WRITTEN PROBLEM> In your copy, leave out the pictures and repeat the entries below exactly.

[Saved entries]
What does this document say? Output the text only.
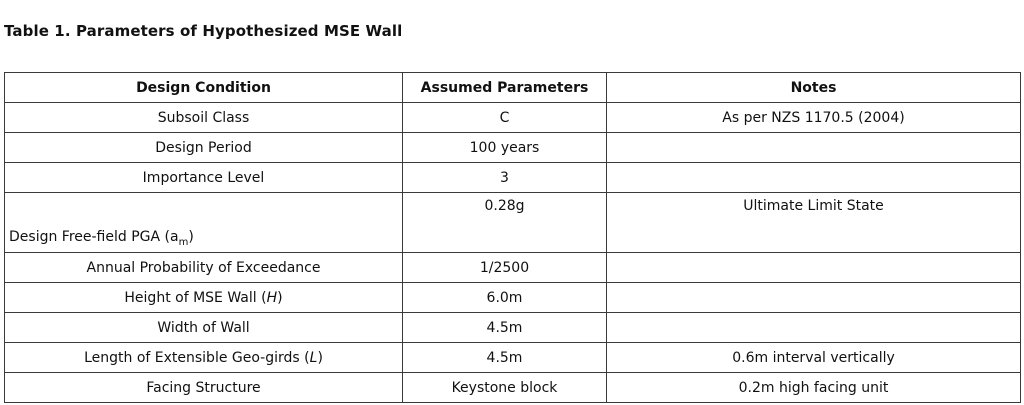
Table 1. Parameters of Hypothesized MSE Wall
Design Condition	Assumed Parameters	Notes
Subsoil Class	C	As per NZS 1170.5 (2004)
Design Period	100 years	
Importance Level	3	
Design Free-field PGA $(a_m)$	0.28g	Ultimate Limit State
Annual Probability of Exceedance	1/2500	
Height of MSE Wall (H)	6.0m	
Width of Wall	4.5m	
Length of Extensible Geo-girds (L)	4.5m	0.6m interval vertically
Facing Structure	Keystone block	0.2m high facing unit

FINAL ANSWER>
What does this document say? Output the text only.
Table 1. Parameters of Hypothesized MSE Wall
Design Condition	Assumed Parameters	Notes
Subsoil Class	C	As per NZS 1170.5 (2004)
Design Period	100 years	
Importance Level	3	
Design Free-field PGA $(a_m)$	0.28g	Ultimate Limit State
Annual Probability of Exceedance	1/2500	
Height of MSE Wall (H)	6.0m	
Width of Wall	4.5m	
Length of Extensible Geo-girds (L)	4.5m	0.6m interval vertically
Facing Structure	Keystone block	0.2m high facing unit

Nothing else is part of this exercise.